Return the material word for word. Do not include the pictures.

•••••

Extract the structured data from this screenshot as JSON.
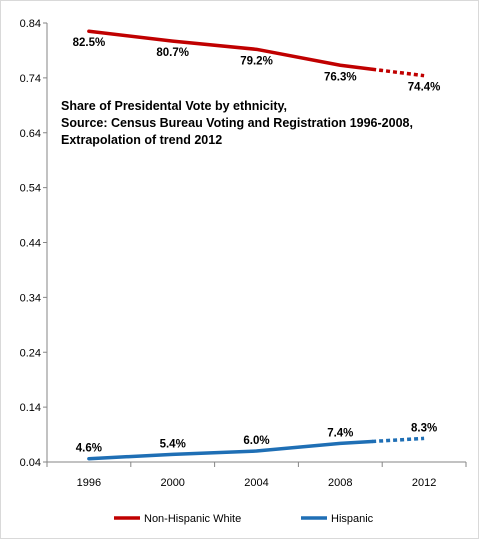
{
  "chart_data": {
    "type": "line",
    "categories": [
      "1996",
      "2000",
      "2004",
      "2008",
      "2012"
    ],
    "ylim": [
      0.04,
      0.84
    ],
    "yticks": [
      "0.84",
      "0.74",
      "0.64",
      "0.54",
      "0.44",
      "0.34",
      "0.24",
      "0.14",
      "0.04"
    ],
    "annotation_lines": [
      "Share of Presidental Vote by ethnicity,",
      "Source: Census Bureau Voting and Registration 1996-2008,",
      "Extrapolation of trend 2012"
    ],
    "series": [
      {
        "name": "Non-Hispanic White",
        "color": "#c00000",
        "values": [
          0.825,
          0.807,
          0.792,
          0.763,
          0.744
        ],
        "labels": [
          "82.5%",
          "80.7%",
          "79.2%",
          "76.3%",
          "74.4%"
        ],
        "dashed_from": 3
      },
      {
        "name": "Hispanic",
        "color": "#1f6fb5",
        "values": [
          0.046,
          0.054,
          0.06,
          0.074,
          0.083
        ],
        "labels": [
          "4.6%",
          "5.4%",
          "6.0%",
          "7.4%",
          "8.3%"
        ],
        "dashed_from": 3
      }
    ],
    "legend_position": "bottom",
    "grid": false
  }
}
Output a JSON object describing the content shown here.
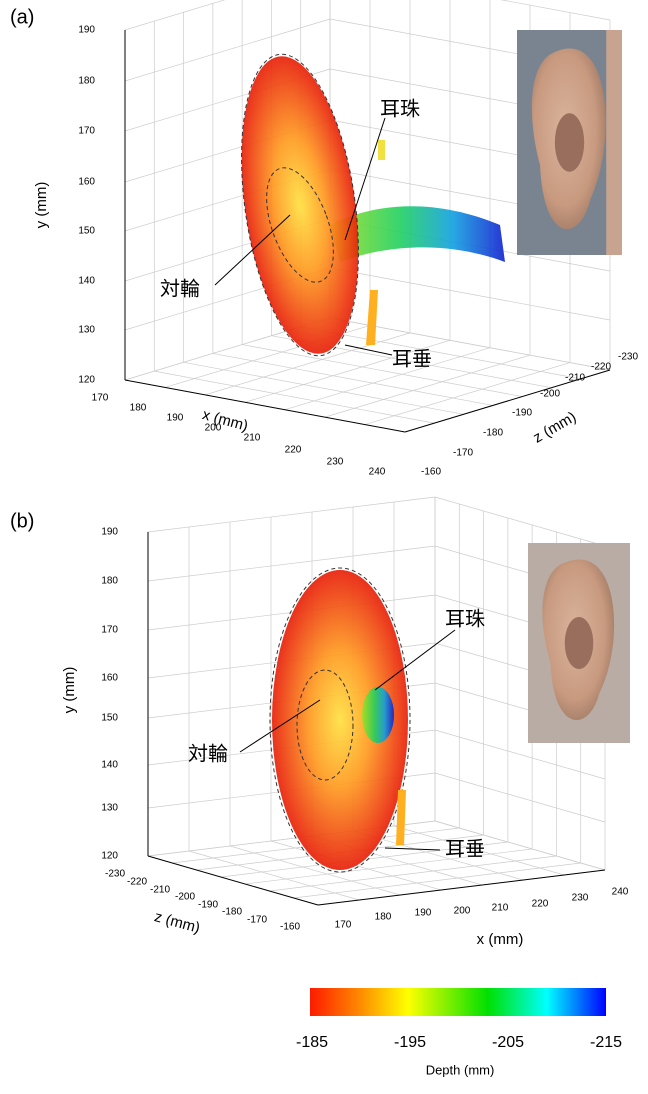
{
  "panels": [
    {
      "label": "(a)",
      "y_axis": {
        "label": "y (mm)",
        "ticks": [
          190,
          180,
          170,
          160,
          150,
          140,
          130,
          120
        ]
      },
      "x_axis": {
        "label": "x (mm)",
        "ticks": [
          170,
          180,
          190,
          200,
          210,
          220,
          230,
          240
        ]
      },
      "z_axis": {
        "label": "z (mm)",
        "ticks": [
          -160,
          -170,
          -180,
          -190,
          -200,
          -210,
          -220,
          -230
        ]
      },
      "annotations": [
        "耳珠",
        "対輪",
        "耳垂"
      ]
    },
    {
      "label": "(b)",
      "y_axis": {
        "label": "y (mm)",
        "ticks": [
          190,
          180,
          170,
          160,
          150,
          140,
          130,
          120
        ]
      },
      "z_axis": {
        "label": "z (mm)",
        "ticks": [
          -230,
          -220,
          -210,
          -200,
          -190,
          -180,
          -170,
          -160
        ]
      },
      "x_axis": {
        "label": "x (mm)",
        "ticks": [
          170,
          180,
          190,
          200,
          210,
          220,
          230,
          240
        ]
      },
      "annotations": [
        "耳珠",
        "対輪",
        "耳垂"
      ]
    }
  ],
  "colorbar": {
    "label": "Depth (mm)",
    "ticks": [
      -185,
      -195,
      -205,
      -215
    ]
  }
}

•••••

Response:
Extract the structured data from this screenshot as JSON.
{
  "chart_data": {
    "type": "line",
    "categories": [
      "1996",
      "2000",
      "2004",
      "2008",
      "2012"
    ],
    "ylim": [
      0.04,
      0.84
    ],
    "yticks": [
      "0.84",
      "0.74",
      "0.64",
      "0.54",
      "0.44",
      "0.34",
      "0.24",
      "0.14",
      "0.04"
    ],
    "annotation_lines": [
      "Share of Presidental Vote by ethnicity,",
      "Source: Census Bureau Voting and Registration 1996-2008,",
      "Extrapolation of trend 2012"
    ],
    "series": [
      {
        "name": "Non-Hispanic White",
        "color": "#c00000",
        "values": [
          0.825,
          0.807,
          0.792,
          0.763,
          0.744
        ],
        "labels": [
          "82.5%",
          "80.7%",
          "79.2%",
          "76.3%",
          "74.4%"
        ],
        "dashed_from": 3
      },
      {
        "name": "Hispanic",
        "color": "#1f6fb5",
        "values": [
          0.046,
          0.054,
          0.06,
          0.074,
          0.083
        ],
        "labels": [
          "4.6%",
          "5.4%",
          "6.0%",
          "7.4%",
          "8.3%"
        ],
        "dashed_from": 3
      }
    ],
    "legend_position": "bottom",
    "grid": false
  }
}
Output a JSON object describing the content shown here.
{
  "panels": [
    {
      "label": "(a)",
      "y_axis": {
        "label": "y (mm)",
        "ticks": [
          190,
          180,
          170,
          160,
          150,
          140,
          130,
          120
        ]
      },
      "x_axis": {
        "label": "x (mm)",
        "ticks": [
          170,
          180,
          190,
          200,
          210,
          220,
          230,
          240
        ]
      },
      "z_axis": {
        "label": "z (mm)",
        "ticks": [
          -160,
          -170,
          -180,
          -190,
          -200,
          -210,
          -220,
          -230
        ]
      },
      "annotations": [
        "耳珠",
        "対輪",
        "耳垂"
      ]
    },
    {
      "label": "(b)",
      "y_axis": {
        "label": "y (mm)",
        "ticks": [
          190,
          180,
          170,
          160,
          150,
          140,
          130,
          120
        ]
      },
      "z_axis": {
        "label": "z (mm)",
        "ticks": [
          -230,
          -220,
          -210,
          -200,
          -190,
          -180,
          -170,
          -160
        ]
      },
      "x_axis": {
        "label": "x (mm)",
        "ticks": [
          170,
          180,
          190,
          200,
          210,
          220,
          230,
          240
        ]
      },
      "annotations": [
        "耳珠",
        "対輪",
        "耳垂"
      ]
    }
  ],
  "colorbar": {
    "label": "Depth (mm)",
    "ticks": [
      -185,
      -195,
      -205,
      -215
    ]
  }
}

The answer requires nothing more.